◆ CHALLENGE
Give only a count of the lines that include the string "Tracking".

◆ DATA RECORDS
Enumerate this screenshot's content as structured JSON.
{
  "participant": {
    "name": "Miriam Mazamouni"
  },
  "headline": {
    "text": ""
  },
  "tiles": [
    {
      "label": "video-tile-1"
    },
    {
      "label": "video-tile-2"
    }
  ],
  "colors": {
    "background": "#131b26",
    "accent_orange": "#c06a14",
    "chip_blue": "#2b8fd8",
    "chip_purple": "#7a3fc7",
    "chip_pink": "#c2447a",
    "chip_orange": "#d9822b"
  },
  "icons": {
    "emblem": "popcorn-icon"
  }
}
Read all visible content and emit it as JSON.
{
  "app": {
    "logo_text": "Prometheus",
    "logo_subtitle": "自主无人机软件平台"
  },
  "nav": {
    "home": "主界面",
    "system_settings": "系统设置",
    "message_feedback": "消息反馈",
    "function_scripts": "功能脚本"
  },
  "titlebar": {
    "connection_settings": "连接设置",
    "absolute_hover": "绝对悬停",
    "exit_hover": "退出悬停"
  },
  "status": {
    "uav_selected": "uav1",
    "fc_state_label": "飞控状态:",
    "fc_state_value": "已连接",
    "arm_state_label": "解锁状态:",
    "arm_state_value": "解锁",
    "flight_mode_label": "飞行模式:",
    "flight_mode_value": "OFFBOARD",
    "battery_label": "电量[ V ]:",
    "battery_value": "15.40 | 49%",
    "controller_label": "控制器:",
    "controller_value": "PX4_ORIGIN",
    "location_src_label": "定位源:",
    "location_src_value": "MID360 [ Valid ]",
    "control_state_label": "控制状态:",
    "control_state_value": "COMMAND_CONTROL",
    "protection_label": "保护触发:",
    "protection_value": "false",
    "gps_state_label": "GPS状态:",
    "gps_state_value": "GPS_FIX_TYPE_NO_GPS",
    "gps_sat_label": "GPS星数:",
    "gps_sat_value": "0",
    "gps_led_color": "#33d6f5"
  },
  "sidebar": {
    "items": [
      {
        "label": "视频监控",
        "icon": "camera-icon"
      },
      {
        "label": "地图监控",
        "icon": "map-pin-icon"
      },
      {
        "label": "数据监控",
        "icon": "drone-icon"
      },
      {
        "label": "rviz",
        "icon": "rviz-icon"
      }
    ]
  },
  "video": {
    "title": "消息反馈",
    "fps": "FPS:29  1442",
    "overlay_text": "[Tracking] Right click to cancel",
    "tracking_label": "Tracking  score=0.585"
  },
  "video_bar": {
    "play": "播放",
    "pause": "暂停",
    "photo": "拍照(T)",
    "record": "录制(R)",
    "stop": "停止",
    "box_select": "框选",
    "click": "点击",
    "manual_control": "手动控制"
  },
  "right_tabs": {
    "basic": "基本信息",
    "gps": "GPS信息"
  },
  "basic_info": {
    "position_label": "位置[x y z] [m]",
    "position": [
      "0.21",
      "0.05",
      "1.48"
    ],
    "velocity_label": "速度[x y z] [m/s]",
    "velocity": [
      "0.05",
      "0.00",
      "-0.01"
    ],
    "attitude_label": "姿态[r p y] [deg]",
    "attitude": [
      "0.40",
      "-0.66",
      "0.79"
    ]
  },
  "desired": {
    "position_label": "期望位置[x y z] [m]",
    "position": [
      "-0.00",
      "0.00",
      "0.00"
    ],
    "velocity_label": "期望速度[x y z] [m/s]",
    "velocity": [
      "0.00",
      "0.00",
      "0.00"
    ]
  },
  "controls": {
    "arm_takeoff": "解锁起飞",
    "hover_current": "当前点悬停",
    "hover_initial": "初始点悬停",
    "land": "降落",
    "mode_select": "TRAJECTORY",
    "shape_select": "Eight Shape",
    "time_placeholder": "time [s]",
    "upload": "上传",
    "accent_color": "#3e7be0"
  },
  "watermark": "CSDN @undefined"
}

◆ EXERCISE OUTPUT
2